Entries from a visual dataset:
========================
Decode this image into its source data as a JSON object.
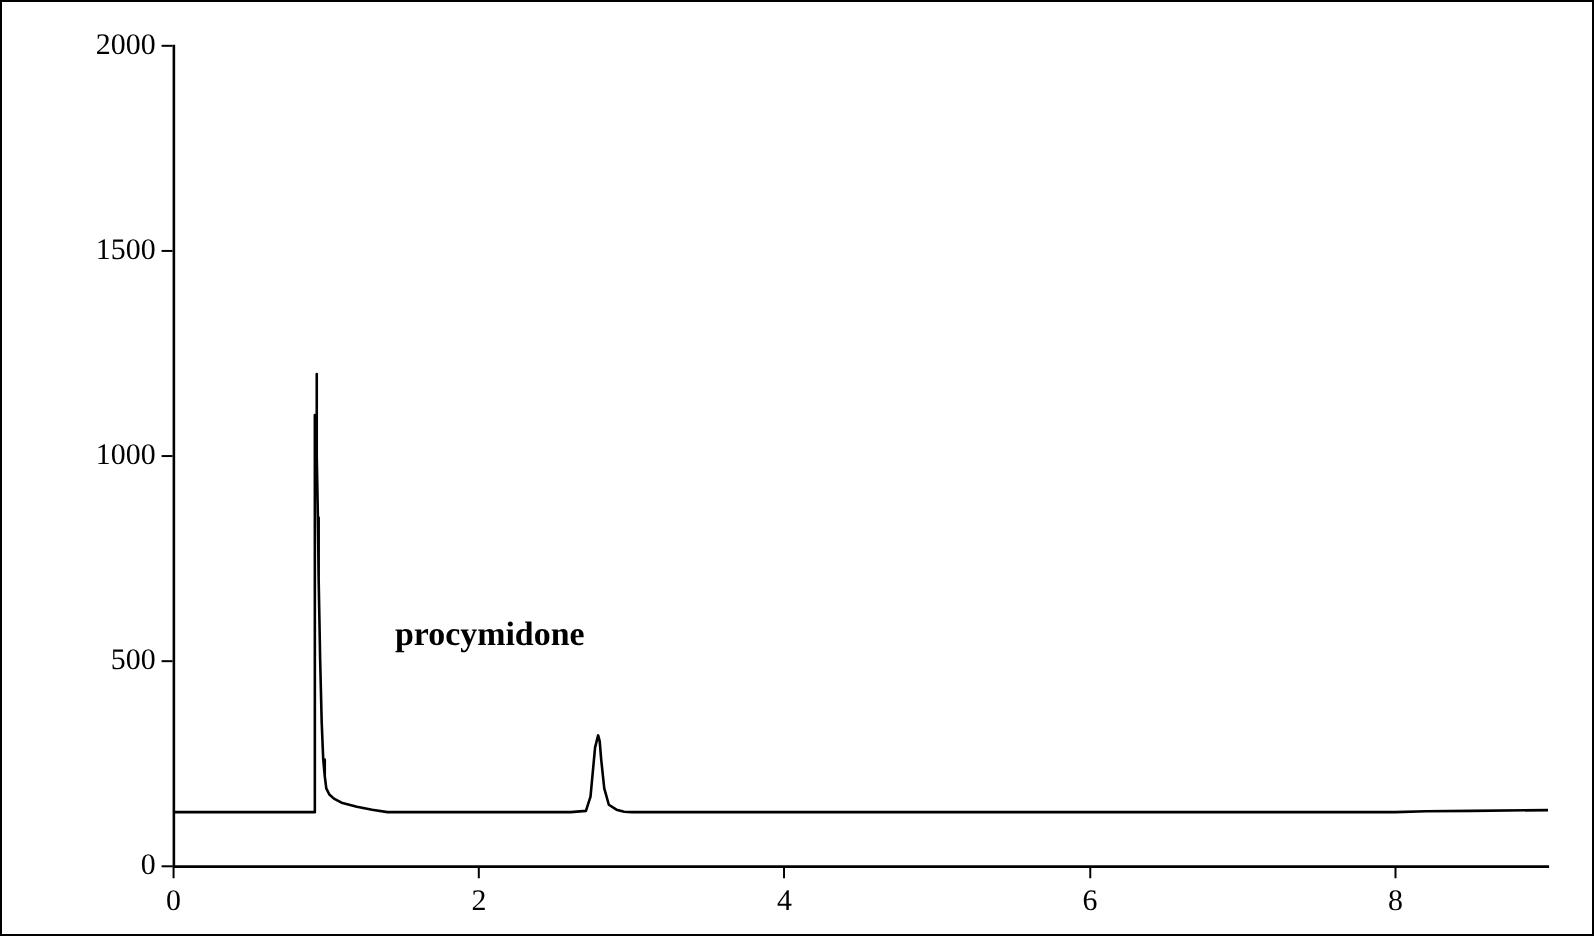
{
  "chart_data": {
    "type": "line",
    "x": [
      0,
      0.5,
      0.92,
      0.925,
      0.93,
      0.935,
      0.94,
      0.945,
      0.95,
      0.96,
      0.97,
      0.98,
      0.99,
      1.0,
      1.02,
      1.05,
      1.1,
      1.2,
      1.3,
      1.4,
      2.0,
      2.6,
      2.7,
      2.73,
      2.76,
      2.78,
      2.79,
      2.8,
      2.82,
      2.85,
      2.9,
      2.95,
      3.0,
      4.0,
      6.0,
      8.0,
      8.2,
      8.5,
      9.0
    ],
    "series": [
      {
        "color": "#000000",
        "values": [
          132,
          132,
          132,
          1100,
          1080,
          1200,
          1000,
          850,
          700,
          500,
          350,
          260,
          220,
          190,
          175,
          165,
          155,
          145,
          138,
          132,
          132,
          132,
          135,
          170,
          290,
          319,
          305,
          260,
          190,
          150,
          138,
          133,
          132,
          132,
          132,
          132,
          134,
          135,
          137
        ]
      }
    ],
    "annotations": [
      "procymidone"
    ],
    "xlim": [
      0,
      9
    ],
    "xticks": [
      0,
      2,
      4,
      6,
      8
    ],
    "ylim": [
      0,
      2000
    ],
    "yticks": [
      0,
      500,
      1000,
      1500,
      2000
    ],
    "grid": false,
    "legend": false,
    "marker": "none",
    "line_style": "solid"
  }
}
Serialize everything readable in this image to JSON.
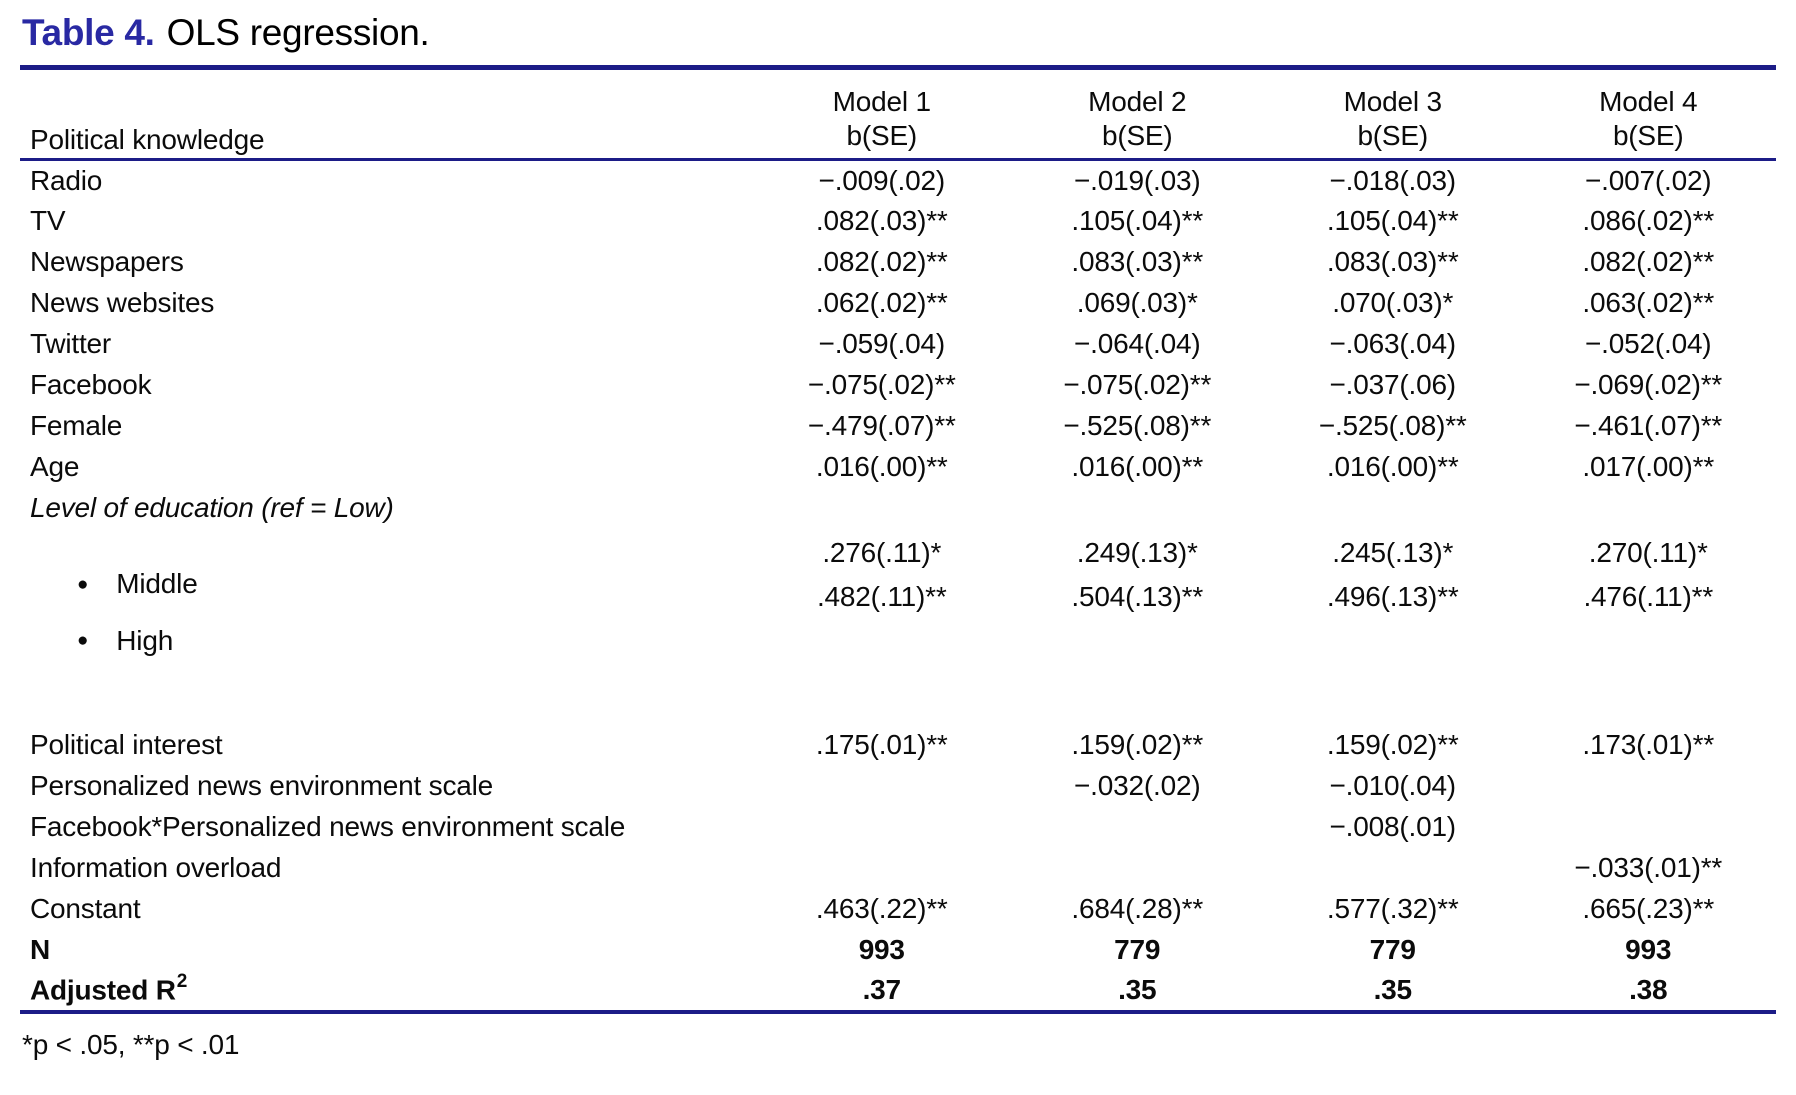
========================
Select every line above that contains the word "JSON", and copy it.

Decode this image into its source data as a JSON object.
Serialize everything readable in this image to JSON.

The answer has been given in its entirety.